-------- Records supplied

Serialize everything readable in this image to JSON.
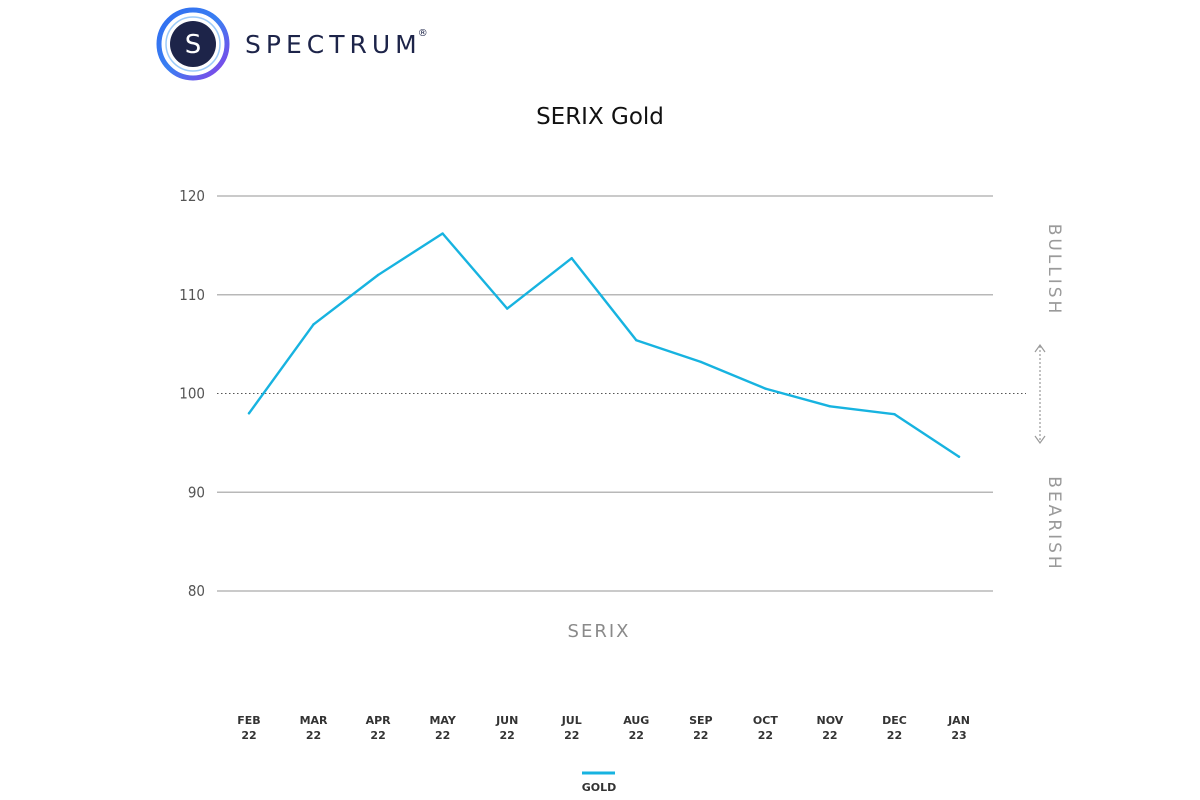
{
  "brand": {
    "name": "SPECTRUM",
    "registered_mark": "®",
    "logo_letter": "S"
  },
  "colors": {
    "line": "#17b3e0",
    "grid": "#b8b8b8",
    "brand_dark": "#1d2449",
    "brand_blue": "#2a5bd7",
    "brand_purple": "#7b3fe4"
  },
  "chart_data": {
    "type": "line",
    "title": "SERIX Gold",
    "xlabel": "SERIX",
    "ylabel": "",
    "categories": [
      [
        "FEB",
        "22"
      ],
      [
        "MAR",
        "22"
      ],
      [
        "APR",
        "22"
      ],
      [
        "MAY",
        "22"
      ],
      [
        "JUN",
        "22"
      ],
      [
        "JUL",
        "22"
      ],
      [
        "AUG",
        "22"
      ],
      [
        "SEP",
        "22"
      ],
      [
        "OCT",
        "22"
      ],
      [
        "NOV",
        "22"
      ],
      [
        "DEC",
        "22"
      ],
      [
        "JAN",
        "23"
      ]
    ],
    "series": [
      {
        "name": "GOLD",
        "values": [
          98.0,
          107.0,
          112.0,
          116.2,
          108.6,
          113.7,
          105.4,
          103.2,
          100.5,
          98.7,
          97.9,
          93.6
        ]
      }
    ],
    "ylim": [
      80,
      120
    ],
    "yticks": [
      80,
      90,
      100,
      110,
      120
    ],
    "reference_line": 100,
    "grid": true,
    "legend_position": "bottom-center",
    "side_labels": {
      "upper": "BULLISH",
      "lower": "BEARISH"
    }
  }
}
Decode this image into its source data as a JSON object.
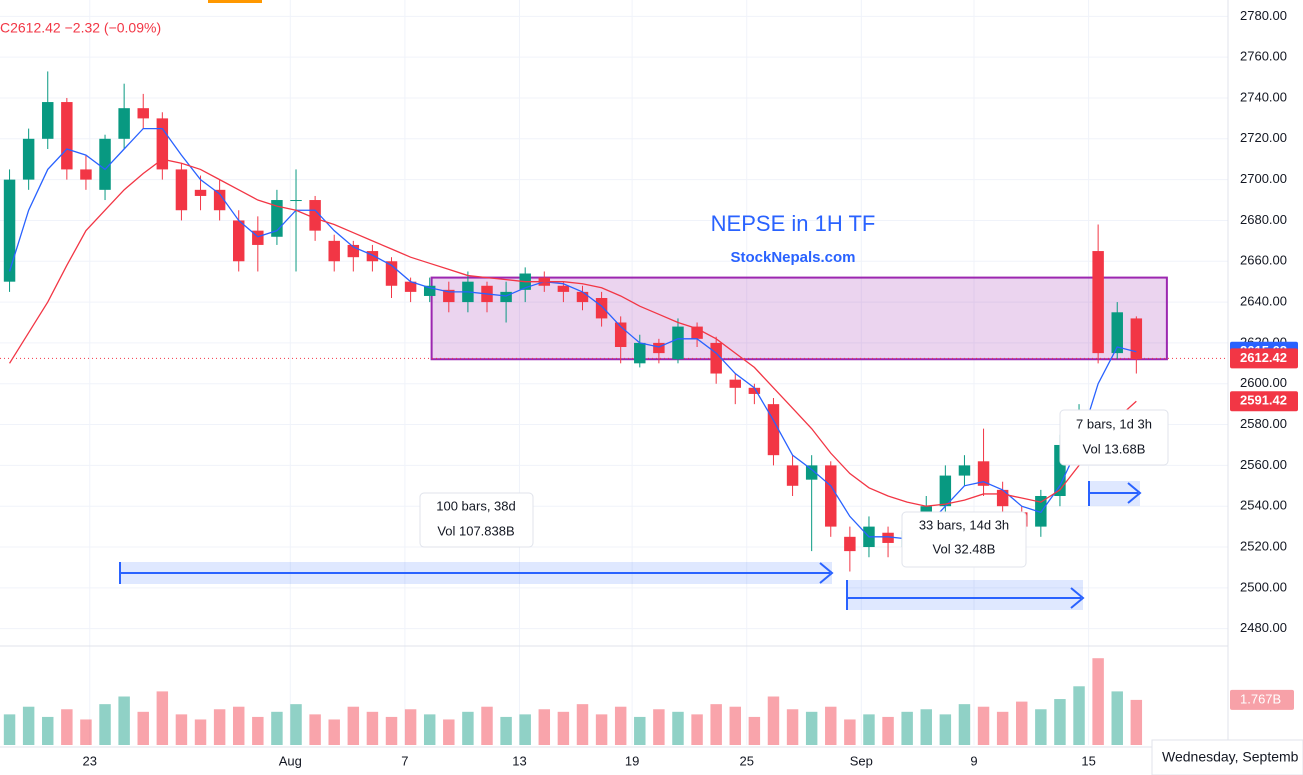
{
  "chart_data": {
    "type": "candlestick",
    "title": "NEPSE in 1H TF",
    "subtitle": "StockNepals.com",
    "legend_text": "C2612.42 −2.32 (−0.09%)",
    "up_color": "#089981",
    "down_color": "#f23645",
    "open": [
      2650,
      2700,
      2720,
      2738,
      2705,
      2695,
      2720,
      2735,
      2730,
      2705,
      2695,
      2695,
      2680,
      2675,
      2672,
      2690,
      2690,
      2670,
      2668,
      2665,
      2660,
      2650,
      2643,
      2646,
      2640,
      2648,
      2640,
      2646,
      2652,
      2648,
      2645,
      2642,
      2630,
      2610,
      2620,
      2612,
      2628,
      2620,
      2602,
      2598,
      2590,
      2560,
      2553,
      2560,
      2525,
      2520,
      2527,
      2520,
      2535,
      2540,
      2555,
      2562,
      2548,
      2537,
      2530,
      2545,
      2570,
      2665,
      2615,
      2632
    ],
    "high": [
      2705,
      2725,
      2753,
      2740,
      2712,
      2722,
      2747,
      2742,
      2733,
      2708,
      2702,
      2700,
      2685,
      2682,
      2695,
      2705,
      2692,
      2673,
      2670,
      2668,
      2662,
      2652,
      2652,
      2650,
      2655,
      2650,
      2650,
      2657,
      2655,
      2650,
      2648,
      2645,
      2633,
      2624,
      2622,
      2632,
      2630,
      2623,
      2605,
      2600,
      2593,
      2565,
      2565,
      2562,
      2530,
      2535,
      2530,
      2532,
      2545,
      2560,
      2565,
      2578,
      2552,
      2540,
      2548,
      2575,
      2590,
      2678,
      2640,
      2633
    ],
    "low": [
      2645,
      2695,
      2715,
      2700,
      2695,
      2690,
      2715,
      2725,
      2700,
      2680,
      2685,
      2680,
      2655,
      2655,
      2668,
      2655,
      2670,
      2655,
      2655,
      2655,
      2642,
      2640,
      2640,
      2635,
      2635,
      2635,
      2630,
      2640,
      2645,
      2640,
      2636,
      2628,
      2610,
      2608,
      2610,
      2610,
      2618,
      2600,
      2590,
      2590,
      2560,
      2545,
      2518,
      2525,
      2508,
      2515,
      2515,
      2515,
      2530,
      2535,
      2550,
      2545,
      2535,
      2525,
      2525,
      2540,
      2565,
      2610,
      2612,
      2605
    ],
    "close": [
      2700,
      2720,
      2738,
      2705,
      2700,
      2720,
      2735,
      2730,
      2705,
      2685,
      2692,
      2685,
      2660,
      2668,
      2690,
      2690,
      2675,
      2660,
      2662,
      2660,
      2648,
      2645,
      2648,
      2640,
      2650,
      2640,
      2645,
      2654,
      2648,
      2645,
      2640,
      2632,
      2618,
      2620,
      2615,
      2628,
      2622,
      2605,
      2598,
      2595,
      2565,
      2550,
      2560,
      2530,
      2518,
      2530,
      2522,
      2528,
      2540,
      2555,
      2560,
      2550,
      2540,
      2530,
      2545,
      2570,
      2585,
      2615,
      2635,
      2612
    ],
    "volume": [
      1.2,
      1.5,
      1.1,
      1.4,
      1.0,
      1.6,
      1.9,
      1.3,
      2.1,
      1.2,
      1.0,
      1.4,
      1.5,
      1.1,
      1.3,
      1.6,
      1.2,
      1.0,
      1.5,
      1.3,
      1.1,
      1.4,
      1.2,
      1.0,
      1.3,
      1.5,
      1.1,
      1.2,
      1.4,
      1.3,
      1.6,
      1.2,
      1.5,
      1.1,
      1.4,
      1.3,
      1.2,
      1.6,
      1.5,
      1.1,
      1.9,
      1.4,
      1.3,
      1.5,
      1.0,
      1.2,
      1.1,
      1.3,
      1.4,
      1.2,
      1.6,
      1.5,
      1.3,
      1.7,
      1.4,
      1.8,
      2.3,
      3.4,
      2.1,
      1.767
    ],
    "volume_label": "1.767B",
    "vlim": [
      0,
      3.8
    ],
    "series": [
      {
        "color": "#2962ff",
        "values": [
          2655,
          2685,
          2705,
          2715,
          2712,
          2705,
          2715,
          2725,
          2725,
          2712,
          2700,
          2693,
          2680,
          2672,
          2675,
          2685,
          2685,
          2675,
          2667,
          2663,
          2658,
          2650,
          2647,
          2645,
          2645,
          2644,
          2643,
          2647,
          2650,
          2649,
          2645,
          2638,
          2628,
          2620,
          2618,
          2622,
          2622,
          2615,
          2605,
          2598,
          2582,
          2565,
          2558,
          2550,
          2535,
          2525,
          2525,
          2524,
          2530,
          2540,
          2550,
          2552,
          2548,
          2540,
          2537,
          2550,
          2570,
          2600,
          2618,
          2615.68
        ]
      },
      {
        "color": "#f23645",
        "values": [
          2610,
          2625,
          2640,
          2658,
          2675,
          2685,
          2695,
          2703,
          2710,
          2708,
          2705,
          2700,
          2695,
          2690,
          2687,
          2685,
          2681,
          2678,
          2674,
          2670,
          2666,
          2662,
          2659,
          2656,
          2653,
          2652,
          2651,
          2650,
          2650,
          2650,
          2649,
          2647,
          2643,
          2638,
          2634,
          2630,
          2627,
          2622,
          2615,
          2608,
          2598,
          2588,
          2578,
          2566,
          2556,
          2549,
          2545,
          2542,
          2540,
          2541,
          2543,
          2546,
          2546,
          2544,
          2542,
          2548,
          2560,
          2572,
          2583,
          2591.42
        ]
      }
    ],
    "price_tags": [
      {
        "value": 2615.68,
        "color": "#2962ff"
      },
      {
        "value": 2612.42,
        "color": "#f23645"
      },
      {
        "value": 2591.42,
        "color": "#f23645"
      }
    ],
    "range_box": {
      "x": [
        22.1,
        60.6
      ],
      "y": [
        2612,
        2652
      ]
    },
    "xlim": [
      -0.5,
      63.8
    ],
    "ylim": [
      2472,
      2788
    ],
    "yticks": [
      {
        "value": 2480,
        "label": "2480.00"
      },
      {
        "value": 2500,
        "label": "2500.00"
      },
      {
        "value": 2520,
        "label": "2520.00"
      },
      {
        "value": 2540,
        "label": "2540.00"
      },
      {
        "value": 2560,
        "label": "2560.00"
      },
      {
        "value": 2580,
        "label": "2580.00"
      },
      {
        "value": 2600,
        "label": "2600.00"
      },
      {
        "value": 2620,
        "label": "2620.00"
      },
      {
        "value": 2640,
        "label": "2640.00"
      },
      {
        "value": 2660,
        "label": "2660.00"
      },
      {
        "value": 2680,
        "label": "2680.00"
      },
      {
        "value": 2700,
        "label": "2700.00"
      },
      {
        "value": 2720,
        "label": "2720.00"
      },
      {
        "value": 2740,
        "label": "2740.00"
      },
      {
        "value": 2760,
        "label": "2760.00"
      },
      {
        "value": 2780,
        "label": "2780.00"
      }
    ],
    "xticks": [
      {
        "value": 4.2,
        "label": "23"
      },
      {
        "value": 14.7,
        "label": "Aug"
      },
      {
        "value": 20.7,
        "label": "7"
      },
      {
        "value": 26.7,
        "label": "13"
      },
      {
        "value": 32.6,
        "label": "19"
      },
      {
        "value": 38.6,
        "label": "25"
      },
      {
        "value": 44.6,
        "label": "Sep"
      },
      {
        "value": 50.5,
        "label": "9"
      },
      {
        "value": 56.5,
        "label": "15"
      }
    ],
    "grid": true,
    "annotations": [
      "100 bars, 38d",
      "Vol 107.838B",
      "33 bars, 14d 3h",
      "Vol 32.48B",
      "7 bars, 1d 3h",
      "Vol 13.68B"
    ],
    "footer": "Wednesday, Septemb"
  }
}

----------------

▸ **Exercise objective**: Search the records for the word "image". Copy every line that has it.

▸ **Solution to the problem**:
Serialize everything readable in this image to JSON.
Decode this image into its source data as a JSON object.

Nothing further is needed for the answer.